TASK TO COMPLETE:
Which lines in the records below contain the word "setting"? Copy each of them.

ENTRIES SHOWN:
※ ※ ※
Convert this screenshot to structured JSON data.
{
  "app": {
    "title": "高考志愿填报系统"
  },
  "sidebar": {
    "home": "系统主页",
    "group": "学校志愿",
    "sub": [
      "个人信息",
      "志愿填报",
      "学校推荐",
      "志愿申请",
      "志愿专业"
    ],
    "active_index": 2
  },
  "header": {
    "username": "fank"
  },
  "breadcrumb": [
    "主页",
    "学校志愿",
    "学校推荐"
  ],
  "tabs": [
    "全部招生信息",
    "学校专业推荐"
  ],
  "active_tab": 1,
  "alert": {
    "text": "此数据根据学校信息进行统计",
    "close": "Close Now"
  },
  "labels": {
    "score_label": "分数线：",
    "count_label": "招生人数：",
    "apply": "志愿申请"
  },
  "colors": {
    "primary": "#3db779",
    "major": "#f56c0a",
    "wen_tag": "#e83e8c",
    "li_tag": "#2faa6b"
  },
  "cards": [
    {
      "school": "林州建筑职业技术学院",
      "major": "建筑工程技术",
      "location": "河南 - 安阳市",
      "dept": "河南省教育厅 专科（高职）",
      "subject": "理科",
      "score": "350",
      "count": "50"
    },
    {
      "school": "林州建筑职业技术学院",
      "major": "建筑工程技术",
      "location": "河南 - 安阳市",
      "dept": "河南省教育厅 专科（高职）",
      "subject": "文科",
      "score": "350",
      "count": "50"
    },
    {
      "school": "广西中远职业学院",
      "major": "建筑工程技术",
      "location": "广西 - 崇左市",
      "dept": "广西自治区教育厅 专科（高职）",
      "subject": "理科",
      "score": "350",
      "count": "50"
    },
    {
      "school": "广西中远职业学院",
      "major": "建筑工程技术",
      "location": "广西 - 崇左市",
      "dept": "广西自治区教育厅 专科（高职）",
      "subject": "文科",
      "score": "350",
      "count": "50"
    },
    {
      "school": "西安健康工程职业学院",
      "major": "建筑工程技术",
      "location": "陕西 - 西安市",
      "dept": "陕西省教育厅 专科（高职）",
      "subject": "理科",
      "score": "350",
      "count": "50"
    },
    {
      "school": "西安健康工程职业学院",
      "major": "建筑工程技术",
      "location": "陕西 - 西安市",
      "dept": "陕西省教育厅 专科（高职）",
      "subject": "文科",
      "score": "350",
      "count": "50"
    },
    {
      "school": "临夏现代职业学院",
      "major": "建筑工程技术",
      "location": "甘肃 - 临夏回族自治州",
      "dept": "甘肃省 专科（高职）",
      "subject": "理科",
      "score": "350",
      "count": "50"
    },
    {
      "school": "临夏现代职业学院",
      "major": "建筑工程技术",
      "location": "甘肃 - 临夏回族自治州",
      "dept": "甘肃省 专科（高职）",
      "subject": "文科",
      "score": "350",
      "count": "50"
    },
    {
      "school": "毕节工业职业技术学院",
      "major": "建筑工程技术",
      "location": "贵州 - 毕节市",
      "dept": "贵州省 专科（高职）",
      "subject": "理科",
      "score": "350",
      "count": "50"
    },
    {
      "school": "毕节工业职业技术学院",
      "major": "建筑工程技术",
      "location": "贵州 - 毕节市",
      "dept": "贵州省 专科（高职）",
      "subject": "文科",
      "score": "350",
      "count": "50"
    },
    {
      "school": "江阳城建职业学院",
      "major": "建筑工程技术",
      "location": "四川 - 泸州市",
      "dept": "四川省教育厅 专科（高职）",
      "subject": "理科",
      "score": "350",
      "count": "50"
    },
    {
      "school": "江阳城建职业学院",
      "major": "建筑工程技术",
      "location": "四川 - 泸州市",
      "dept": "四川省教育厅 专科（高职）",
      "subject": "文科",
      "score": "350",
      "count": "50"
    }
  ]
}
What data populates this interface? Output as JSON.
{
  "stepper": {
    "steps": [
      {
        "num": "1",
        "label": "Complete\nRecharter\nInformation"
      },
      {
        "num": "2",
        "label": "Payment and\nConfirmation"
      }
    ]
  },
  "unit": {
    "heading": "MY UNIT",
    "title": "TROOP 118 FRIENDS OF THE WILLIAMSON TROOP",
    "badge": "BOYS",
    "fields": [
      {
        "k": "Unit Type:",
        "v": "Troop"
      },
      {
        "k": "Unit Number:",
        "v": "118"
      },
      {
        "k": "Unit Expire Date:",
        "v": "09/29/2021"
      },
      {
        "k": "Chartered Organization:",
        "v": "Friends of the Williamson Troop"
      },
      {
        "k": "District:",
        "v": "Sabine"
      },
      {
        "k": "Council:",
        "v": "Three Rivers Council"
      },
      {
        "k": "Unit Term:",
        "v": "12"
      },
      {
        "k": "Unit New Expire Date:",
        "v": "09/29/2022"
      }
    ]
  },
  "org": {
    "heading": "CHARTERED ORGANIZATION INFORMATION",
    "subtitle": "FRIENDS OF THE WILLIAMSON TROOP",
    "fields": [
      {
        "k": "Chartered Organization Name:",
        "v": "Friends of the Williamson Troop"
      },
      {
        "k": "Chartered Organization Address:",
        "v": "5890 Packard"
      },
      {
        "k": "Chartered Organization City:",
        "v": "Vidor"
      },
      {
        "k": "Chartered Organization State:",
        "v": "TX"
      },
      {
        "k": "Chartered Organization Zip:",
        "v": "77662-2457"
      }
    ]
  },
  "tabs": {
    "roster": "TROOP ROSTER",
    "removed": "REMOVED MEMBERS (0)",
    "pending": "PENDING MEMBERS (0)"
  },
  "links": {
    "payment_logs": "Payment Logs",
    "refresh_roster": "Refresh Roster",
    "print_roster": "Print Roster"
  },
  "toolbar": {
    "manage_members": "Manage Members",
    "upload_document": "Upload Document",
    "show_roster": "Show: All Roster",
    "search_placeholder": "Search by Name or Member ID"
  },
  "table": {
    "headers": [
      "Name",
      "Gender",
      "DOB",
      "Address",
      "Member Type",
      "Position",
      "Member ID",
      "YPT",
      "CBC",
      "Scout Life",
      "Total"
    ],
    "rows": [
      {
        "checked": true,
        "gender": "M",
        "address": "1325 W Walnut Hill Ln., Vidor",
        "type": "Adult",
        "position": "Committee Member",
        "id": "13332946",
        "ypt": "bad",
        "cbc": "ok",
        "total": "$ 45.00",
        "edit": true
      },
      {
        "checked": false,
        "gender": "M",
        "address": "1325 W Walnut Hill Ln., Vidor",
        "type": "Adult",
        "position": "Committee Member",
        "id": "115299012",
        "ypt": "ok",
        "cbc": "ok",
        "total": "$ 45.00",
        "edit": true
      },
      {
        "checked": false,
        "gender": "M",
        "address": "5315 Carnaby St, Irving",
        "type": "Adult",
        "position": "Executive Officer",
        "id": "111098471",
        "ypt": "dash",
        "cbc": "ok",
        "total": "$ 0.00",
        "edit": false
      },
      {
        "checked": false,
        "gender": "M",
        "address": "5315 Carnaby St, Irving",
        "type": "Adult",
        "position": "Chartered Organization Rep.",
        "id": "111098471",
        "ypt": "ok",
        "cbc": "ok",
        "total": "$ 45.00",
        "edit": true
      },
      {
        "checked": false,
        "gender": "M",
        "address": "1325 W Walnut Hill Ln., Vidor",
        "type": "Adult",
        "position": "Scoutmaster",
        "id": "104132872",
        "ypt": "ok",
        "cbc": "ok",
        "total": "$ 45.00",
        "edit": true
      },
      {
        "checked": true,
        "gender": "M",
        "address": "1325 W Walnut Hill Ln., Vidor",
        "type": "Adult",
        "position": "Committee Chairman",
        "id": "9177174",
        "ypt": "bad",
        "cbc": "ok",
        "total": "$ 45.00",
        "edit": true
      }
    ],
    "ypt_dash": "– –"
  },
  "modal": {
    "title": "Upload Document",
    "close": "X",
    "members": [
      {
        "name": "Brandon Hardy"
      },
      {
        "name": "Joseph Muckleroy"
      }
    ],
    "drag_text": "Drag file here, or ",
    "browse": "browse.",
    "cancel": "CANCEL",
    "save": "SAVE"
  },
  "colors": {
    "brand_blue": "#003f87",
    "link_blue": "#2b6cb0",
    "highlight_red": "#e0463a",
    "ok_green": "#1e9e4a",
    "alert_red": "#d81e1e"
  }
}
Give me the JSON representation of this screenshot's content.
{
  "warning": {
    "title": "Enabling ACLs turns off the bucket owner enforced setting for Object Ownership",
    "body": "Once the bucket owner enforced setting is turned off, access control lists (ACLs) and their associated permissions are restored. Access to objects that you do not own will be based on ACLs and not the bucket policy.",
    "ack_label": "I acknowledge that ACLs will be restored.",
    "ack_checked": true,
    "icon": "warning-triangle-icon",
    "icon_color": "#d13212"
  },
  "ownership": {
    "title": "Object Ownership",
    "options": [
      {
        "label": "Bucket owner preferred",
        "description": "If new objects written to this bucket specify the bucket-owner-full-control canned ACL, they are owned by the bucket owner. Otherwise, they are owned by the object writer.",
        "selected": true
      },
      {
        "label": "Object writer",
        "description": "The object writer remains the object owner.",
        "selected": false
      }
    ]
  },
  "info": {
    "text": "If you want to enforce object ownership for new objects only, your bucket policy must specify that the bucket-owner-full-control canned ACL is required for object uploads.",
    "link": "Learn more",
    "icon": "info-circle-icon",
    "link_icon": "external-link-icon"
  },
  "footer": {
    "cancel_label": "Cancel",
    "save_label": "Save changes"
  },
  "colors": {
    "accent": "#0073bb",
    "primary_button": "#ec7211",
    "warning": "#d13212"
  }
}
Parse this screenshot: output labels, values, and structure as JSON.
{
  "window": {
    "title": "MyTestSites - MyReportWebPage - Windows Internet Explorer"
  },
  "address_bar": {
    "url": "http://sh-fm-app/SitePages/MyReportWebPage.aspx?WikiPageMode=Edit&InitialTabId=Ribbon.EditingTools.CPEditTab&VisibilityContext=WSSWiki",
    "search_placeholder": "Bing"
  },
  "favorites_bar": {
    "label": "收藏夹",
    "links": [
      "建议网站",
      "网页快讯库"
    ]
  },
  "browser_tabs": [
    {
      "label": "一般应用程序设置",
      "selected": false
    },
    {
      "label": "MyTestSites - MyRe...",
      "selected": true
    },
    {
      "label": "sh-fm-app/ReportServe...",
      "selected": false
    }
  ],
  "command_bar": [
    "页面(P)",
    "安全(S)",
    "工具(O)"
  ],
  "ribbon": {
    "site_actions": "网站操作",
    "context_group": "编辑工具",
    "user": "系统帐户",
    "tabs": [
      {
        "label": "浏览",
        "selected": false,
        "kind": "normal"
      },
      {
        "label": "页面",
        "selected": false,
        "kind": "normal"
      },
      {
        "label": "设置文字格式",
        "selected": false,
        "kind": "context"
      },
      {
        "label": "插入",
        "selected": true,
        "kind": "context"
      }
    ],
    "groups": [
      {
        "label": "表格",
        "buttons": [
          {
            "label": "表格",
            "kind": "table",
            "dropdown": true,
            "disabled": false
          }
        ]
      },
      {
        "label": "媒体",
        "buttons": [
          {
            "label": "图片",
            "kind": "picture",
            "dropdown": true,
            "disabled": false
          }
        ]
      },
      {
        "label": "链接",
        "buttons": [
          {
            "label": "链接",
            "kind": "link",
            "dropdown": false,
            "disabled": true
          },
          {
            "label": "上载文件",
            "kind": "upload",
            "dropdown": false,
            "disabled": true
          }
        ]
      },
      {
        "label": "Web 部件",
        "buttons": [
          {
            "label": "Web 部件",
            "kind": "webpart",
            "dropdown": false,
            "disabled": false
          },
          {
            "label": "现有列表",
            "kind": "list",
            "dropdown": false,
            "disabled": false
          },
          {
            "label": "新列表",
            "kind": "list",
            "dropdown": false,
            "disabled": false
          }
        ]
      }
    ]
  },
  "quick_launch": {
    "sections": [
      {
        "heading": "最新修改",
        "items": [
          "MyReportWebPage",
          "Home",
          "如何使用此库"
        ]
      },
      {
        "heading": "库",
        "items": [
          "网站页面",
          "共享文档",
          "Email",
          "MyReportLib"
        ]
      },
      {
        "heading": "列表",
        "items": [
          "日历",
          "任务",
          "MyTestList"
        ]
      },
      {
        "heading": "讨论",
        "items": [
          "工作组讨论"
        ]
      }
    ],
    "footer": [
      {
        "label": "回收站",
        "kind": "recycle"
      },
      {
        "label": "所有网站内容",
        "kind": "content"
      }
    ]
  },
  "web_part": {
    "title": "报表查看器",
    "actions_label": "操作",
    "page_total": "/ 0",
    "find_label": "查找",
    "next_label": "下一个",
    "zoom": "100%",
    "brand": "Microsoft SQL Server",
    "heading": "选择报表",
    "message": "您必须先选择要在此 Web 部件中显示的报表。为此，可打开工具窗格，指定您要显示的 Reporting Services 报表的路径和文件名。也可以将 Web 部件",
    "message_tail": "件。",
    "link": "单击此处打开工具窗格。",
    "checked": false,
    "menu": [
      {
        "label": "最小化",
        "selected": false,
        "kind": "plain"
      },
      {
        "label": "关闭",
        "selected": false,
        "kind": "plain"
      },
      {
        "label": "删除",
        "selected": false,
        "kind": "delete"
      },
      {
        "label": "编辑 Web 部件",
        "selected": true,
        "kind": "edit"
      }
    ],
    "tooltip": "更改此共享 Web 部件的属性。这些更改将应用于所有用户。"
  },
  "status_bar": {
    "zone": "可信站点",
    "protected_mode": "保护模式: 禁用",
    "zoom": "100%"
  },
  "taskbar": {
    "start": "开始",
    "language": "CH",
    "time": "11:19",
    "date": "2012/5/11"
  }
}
※ ※ ※
ANSWER BELOW:
    "title": "Enabling ACLs turns off the bucket owner enforced setting for Object Ownership",
    "body": "Once the bucket owner enforced setting is turned off, access control lists (ACLs) and their associated permissions are restored. Access to objects that you do not own will be based on ACLs and not the bucket policy.",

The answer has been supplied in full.